+++ Records provided

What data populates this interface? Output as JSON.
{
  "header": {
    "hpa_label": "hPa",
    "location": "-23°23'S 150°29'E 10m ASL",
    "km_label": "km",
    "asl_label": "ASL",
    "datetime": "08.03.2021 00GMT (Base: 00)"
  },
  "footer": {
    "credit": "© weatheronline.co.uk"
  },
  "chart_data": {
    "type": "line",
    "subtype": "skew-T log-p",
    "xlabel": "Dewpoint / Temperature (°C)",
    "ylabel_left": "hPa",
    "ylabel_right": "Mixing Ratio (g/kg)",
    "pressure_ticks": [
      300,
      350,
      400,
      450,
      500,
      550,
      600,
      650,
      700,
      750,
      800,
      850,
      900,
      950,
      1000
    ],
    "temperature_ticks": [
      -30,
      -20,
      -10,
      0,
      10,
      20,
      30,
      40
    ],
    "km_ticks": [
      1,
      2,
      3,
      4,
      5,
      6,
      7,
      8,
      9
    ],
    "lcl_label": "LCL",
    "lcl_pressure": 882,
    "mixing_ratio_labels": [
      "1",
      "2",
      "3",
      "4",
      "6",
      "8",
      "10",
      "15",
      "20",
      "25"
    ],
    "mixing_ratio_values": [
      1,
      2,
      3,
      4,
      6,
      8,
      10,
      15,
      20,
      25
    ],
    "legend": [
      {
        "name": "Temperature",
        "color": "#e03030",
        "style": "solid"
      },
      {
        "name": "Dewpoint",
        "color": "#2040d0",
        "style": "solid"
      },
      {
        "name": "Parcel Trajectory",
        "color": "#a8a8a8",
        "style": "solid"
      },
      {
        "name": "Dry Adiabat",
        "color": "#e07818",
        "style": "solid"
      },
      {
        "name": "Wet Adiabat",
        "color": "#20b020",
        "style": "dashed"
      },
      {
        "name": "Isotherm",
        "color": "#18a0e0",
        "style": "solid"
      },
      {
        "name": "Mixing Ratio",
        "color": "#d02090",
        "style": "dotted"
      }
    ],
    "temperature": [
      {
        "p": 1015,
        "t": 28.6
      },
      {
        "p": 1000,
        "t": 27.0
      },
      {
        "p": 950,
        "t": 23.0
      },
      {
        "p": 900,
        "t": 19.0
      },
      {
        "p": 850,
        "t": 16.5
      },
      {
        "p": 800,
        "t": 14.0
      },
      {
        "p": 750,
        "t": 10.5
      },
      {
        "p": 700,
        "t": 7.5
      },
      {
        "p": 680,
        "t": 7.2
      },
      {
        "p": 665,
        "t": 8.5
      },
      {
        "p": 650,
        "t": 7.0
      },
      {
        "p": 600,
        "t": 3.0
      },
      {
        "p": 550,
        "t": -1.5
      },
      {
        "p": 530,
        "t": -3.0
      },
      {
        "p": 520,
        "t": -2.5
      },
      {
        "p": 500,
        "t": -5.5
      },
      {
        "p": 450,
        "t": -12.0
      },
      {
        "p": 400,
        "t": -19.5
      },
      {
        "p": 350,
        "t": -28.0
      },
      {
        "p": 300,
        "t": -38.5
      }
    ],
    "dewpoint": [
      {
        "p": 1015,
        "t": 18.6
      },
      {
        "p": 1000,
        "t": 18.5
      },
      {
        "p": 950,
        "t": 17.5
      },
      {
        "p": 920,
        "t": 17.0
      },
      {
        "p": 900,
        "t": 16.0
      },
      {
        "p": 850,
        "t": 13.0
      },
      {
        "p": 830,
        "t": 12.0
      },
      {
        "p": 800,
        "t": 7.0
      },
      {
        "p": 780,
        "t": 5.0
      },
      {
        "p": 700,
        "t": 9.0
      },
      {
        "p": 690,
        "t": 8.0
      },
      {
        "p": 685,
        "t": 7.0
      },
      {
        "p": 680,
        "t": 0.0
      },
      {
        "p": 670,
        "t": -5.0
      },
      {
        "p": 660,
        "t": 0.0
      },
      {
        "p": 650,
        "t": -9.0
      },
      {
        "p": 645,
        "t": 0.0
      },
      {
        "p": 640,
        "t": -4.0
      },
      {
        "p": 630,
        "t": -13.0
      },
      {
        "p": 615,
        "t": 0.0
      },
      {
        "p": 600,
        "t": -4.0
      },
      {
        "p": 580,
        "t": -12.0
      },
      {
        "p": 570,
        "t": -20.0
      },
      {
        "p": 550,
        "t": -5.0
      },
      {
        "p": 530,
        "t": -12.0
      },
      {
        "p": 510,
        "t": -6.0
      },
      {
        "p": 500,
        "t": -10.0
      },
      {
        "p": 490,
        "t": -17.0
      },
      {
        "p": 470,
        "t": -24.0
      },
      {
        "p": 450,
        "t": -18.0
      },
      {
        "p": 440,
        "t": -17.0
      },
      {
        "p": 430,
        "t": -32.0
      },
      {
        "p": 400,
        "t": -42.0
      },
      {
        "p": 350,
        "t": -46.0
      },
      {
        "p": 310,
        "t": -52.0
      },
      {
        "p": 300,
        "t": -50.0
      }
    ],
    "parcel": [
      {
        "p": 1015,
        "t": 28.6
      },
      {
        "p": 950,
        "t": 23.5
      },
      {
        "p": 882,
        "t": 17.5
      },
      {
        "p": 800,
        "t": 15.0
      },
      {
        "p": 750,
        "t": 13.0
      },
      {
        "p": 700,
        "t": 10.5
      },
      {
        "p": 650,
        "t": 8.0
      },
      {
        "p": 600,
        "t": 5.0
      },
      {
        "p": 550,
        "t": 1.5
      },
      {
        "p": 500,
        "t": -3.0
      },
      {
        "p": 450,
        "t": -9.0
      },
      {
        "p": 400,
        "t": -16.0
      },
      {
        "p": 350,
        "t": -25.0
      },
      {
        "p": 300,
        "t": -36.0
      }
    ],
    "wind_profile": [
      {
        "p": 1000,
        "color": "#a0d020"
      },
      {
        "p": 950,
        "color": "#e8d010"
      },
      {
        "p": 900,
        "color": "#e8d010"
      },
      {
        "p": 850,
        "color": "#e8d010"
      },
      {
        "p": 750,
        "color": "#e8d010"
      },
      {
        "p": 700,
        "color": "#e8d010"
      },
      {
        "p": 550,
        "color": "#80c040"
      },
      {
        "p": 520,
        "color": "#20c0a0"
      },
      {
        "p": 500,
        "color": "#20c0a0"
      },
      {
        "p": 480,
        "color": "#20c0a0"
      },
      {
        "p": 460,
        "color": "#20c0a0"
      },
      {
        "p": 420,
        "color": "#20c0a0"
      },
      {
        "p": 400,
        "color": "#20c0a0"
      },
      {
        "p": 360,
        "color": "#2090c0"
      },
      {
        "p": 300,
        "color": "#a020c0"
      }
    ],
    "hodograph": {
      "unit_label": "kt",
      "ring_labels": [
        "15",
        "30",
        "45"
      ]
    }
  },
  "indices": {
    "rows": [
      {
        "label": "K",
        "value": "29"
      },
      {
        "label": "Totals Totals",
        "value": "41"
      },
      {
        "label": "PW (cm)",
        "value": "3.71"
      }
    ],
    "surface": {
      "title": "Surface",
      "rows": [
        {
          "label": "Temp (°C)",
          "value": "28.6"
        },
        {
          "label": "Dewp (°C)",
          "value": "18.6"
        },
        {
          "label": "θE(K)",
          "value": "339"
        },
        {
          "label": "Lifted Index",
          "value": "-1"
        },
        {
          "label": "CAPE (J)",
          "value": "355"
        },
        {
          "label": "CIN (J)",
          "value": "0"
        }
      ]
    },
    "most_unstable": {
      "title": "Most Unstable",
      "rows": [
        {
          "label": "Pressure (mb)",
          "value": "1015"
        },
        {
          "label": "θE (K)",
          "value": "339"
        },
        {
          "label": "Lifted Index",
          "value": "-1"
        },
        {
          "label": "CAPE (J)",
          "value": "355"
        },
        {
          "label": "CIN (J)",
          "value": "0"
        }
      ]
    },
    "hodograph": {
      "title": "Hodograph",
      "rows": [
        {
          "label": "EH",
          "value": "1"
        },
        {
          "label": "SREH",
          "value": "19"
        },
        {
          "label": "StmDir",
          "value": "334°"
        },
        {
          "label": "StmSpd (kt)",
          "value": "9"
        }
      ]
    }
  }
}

++++++

* [Requirements]
Gather all lines of the records that include the word "name".

* [Finished answer]
        "name": "Temperature",
        "name": "Dewpoint",
        "name": "Parcel Trajectory",
        "name": "Dry Adiabat",
        "name": "Wet Adiabat",
        "name": "Isotherm",
        "name": "Mixing Ratio",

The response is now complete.